Objective:
Below are records to repeat exactly. Omit the pictures from the copy.

★ ★ ★ ★ ★ ★ ★

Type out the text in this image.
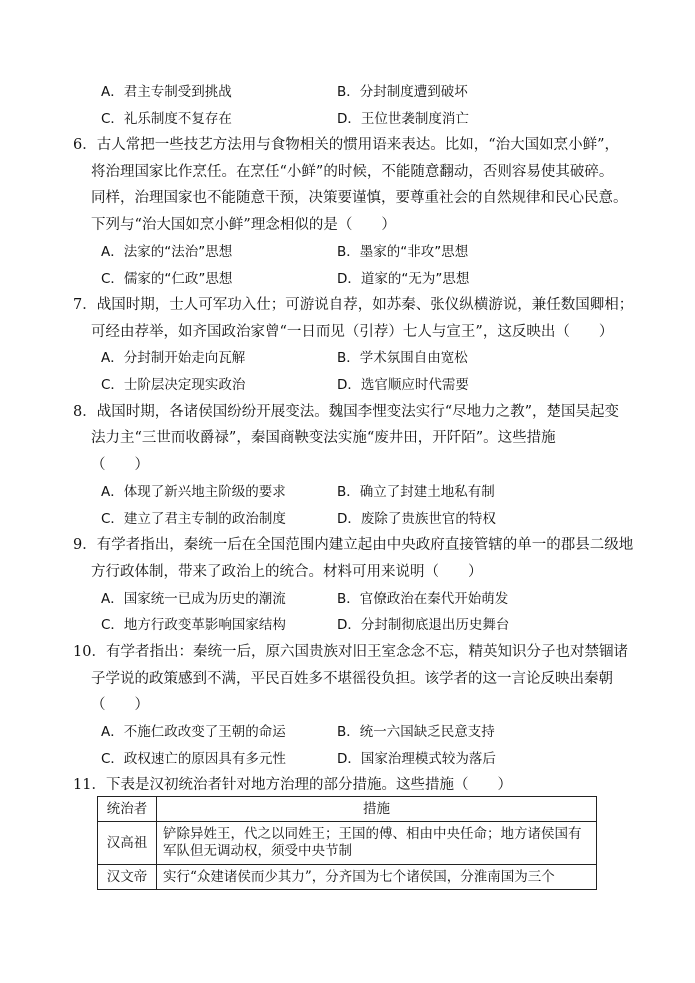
A．君主专制受到挑战	B．分封制度遭到破坏
C．礼乐制度不复存在	D．王位世袭制度消亡
6．古人常把一些技艺方法用与食物相关的惯用语来表达。比如，“治大国如烹小鲜”，
将治理国家比作烹任。在烹任“小鲜”的时候，不能随意翻动，否则容易使其破碎。
同样，治理国家也不能随意干预，决策要谨慎，要尊重社会的自然规律和民心民意。
下列与“治大国如烹小鲜”理念相似的是（　　）
A．法家的“法治”思想	B．墨家的“非攻”思想
C．儒家的“仁政”思想	D．道家的“无为”思想
7．战国时期，士人可军功入仕；可游说自荐，如苏秦、张仪纵横游说，兼任数国卿相；
可经由荐举，如齐国政治家曾“一日而见（引荐）七人与宣王”，这反映出（　　）
A．分封制开始走向瓦解	B．学术氛围自由宽松
C．士阶层决定现实政治	D．选官顺应时代需要
8．战国时期，各诸侯国纷纷开展变法。魏国李悝变法实行“尽地力之教”，楚国吴起变
法力主“三世而收爵禄”，秦国商鞅变法实施“废井田，开阡陌”。这些措施
（　　）
A．体现了新兴地主阶级的要求	B．确立了封建土地私有制
C．建立了君主专制的政治制度	D．废除了贵族世官的特权
9．有学者指出，秦统一后在全国范围内建立起由中央政府直接管辖的单一的郡县二级地
方行政体制，带来了政治上的统合。材料可用来说明（　　）
A．国家统一已成为历史的潮流	B．官僚政治在秦代开始萌发
C．地方行政变革影响国家结构	D．分封制彻底退出历史舞台
10．有学者指出：秦统一后，原六国贵族对旧王室念念不忘，精英知识分子也对禁锢诸
子学说的政策感到不满，平民百姓多不堪徭役负担。该学者的这一言论反映出秦朝
（　　）
A．不施仁政改变了王朝的命运	B．统一六国缺乏民意支持
C．政权速亡的原因具有多元性	D．国家治理模式较为落后
11．下表是汉初统治者针对地方治理的部分措施。这些措施（　　）
统治者	措施
汉高祖	铲除异姓王，代之以同姓王；王国的傅、相由中央任命；地方诸侯国有军队但无调动权，须受中央节制
汉文帝	实行“众建诸侯而少其力”，分齐国为七个诸侯国，分淮南国为三个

★ ★ ★ ★ ★ ★ ★

Reply to the exercise:
Type out the text in this image.
A．君主专制受到挑战	B．分封制度遭到破坏
C．礼乐制度不复存在	D．王位世袭制度消亡
6．古人常把一些技艺方法用与食物相关的惯用语来表达。比如，“治大国如烹小鲜”，
将治理国家比作烹任。在烹任“小鲜”的时候，不能随意翻动，否则容易使其破碎。
同样，治理国家也不能随意干预，决策要谨慎，要尊重社会的自然规律和民心民意。
下列与“治大国如烹小鲜”理念相似的是（　　）
A．法家的“法治”思想	B．墨家的“非攻”思想
C．儒家的“仁政”思想	D．道家的“无为”思想
7．战国时期，士人可军功入仕；可游说自荐，如苏秦、张仪纵横游说，兼任数国卿相；
可经由荐举，如齐国政治家曾“一日而见（引荐）七人与宣王”，这反映出（　　）
A．分封制开始走向瓦解	B．学术氛围自由宽松
C．士阶层决定现实政治	D．选官顺应时代需要
8．战国时期，各诸侯国纷纷开展变法。魏国李悝变法实行“尽地力之教”，楚国吴起变
法力主“三世而收爵禄”，秦国商鞅变法实施“废井田，开阡陌”。这些措施
（　　）
A．体现了新兴地主阶级的要求	B．确立了封建土地私有制
C．建立了君主专制的政治制度	D．废除了贵族世官的特权
9．有学者指出，秦统一后在全国范围内建立起由中央政府直接管辖的单一的郡县二级地
方行政体制，带来了政治上的统合。材料可用来说明（　　）
A．国家统一已成为历史的潮流	B．官僚政治在秦代开始萌发
C．地方行政变革影响国家结构	D．分封制彻底退出历史舞台
10．有学者指出：秦统一后，原六国贵族对旧王室念念不忘，精英知识分子也对禁锢诸
子学说的政策感到不满，平民百姓多不堪徭役负担。该学者的这一言论反映出秦朝
（　　）
A．不施仁政改变了王朝的命运	B．统一六国缺乏民意支持
C．政权速亡的原因具有多元性	D．国家治理模式较为落后
11．下表是汉初统治者针对地方治理的部分措施。这些措施（　　）
统治者	措施
汉高祖	铲除异姓王，代之以同姓王；王国的傅、相由中央任命；地方诸侯国有军队但无调动权，须受中央节制
汉文帝	实行“众建诸侯而少其力”，分齐国为七个诸侯国，分淮南国为三个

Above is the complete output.